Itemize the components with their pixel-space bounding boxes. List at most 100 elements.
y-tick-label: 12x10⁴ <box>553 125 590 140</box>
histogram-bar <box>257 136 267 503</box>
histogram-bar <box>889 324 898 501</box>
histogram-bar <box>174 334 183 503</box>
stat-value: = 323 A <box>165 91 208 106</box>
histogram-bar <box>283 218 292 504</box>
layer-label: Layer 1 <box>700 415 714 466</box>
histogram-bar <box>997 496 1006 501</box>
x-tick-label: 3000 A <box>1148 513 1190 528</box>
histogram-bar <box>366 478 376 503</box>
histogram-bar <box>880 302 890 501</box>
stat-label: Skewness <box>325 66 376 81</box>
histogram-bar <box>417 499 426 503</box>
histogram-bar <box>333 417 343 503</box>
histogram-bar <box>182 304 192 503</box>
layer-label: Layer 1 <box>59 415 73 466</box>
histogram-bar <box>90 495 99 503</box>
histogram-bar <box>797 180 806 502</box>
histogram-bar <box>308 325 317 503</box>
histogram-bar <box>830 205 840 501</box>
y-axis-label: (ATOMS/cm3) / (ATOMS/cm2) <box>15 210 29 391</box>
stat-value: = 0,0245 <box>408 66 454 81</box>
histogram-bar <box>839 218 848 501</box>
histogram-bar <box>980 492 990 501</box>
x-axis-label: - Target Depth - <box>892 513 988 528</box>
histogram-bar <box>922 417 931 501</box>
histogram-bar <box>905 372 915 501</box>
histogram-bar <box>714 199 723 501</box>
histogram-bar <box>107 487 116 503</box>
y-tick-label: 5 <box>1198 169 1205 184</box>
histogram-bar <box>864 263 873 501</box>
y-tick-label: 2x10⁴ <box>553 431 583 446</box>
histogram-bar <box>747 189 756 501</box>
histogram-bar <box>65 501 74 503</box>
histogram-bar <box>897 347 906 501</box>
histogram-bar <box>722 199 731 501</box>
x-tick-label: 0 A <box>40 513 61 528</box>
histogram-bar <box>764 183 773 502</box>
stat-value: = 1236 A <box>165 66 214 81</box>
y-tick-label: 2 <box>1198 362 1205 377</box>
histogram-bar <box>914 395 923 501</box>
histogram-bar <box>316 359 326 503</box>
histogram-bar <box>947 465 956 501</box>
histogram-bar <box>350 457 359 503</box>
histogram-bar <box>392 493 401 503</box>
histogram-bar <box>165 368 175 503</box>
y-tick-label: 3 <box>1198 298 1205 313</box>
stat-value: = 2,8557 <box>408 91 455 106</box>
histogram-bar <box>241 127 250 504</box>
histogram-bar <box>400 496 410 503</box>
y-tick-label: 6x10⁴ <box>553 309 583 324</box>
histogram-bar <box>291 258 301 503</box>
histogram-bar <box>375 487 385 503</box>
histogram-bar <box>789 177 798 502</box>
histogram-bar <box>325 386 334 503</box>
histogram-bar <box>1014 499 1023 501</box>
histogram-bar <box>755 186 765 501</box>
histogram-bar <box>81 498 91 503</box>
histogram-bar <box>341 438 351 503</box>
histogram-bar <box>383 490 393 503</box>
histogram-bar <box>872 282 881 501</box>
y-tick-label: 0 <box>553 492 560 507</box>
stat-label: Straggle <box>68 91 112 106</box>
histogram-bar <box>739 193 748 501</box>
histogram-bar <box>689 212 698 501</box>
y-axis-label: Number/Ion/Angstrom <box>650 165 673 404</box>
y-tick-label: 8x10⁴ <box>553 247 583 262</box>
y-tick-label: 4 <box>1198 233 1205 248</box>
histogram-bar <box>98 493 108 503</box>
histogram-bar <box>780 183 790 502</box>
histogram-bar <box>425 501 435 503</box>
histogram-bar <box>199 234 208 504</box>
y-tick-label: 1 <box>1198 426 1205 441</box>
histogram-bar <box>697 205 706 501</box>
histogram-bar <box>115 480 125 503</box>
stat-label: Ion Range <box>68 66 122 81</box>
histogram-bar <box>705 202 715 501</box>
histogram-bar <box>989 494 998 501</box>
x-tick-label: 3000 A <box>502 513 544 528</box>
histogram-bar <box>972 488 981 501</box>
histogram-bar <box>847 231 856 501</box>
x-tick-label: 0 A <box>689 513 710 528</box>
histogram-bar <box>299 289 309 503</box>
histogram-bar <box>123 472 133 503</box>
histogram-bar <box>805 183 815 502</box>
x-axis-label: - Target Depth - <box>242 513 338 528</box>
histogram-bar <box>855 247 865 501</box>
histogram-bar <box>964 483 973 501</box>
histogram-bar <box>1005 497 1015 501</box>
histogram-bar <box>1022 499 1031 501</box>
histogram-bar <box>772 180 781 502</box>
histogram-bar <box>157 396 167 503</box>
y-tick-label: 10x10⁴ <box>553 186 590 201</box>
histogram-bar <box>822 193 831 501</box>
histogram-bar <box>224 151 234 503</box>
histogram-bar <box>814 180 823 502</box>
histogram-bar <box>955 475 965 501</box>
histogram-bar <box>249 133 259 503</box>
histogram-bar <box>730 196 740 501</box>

══════════════════════════════

*Zu erledigen*.
Schreib bitte die Einträge wortgetreu ab, beginnend mit dem ersten Eintrag und endend mit dem Eintrag, der „histogram-bar <box>947 465 956 501</box>“ enthält; beide sind eingeschlossen.

*Antwort zur Aufgabe*.
Itemize the components with their pixel-space bounding boxes. List at most 100 elements.
y-tick-label: 12x10⁴ <box>553 125 590 140</box>
histogram-bar <box>257 136 267 503</box>
histogram-bar <box>889 324 898 501</box>
histogram-bar <box>174 334 183 503</box>
stat-value: = 323 A <box>165 91 208 106</box>
histogram-bar <box>283 218 292 504</box>
layer-label: Layer 1 <box>700 415 714 466</box>
histogram-bar <box>997 496 1006 501</box>
x-tick-label: 3000 A <box>1148 513 1190 528</box>
histogram-bar <box>366 478 376 503</box>
histogram-bar <box>880 302 890 501</box>
stat-label: Skewness <box>325 66 376 81</box>
histogram-bar <box>417 499 426 503</box>
histogram-bar <box>333 417 343 503</box>
histogram-bar <box>182 304 192 503</box>
layer-label: Layer 1 <box>59 415 73 466</box>
histogram-bar <box>90 495 99 503</box>
histogram-bar <box>797 180 806 502</box>
histogram-bar <box>308 325 317 503</box>
histogram-bar <box>830 205 840 501</box>
y-axis-label: (ATOMS/cm3) / (ATOMS/cm2) <box>15 210 29 391</box>
stat-value: = 0,0245 <box>408 66 454 81</box>
histogram-bar <box>839 218 848 501</box>
histogram-bar <box>980 492 990 501</box>
x-axis-label: - Target Depth - <box>892 513 988 528</box>
histogram-bar <box>922 417 931 501</box>
histogram-bar <box>905 372 915 501</box>
histogram-bar <box>714 199 723 501</box>
histogram-bar <box>107 487 116 503</box>
y-tick-label: 5 <box>1198 169 1205 184</box>
histogram-bar <box>864 263 873 501</box>
y-tick-label: 2x10⁴ <box>553 431 583 446</box>
histogram-bar <box>747 189 756 501</box>
histogram-bar <box>65 501 74 503</box>
histogram-bar <box>897 347 906 501</box>
histogram-bar <box>722 199 731 501</box>
x-tick-label: 0 A <box>40 513 61 528</box>
histogram-bar <box>764 183 773 502</box>
stat-value: = 1236 A <box>165 66 214 81</box>
y-tick-label: 2 <box>1198 362 1205 377</box>
histogram-bar <box>914 395 923 501</box>
histogram-bar <box>316 359 326 503</box>
histogram-bar <box>947 465 956 501</box>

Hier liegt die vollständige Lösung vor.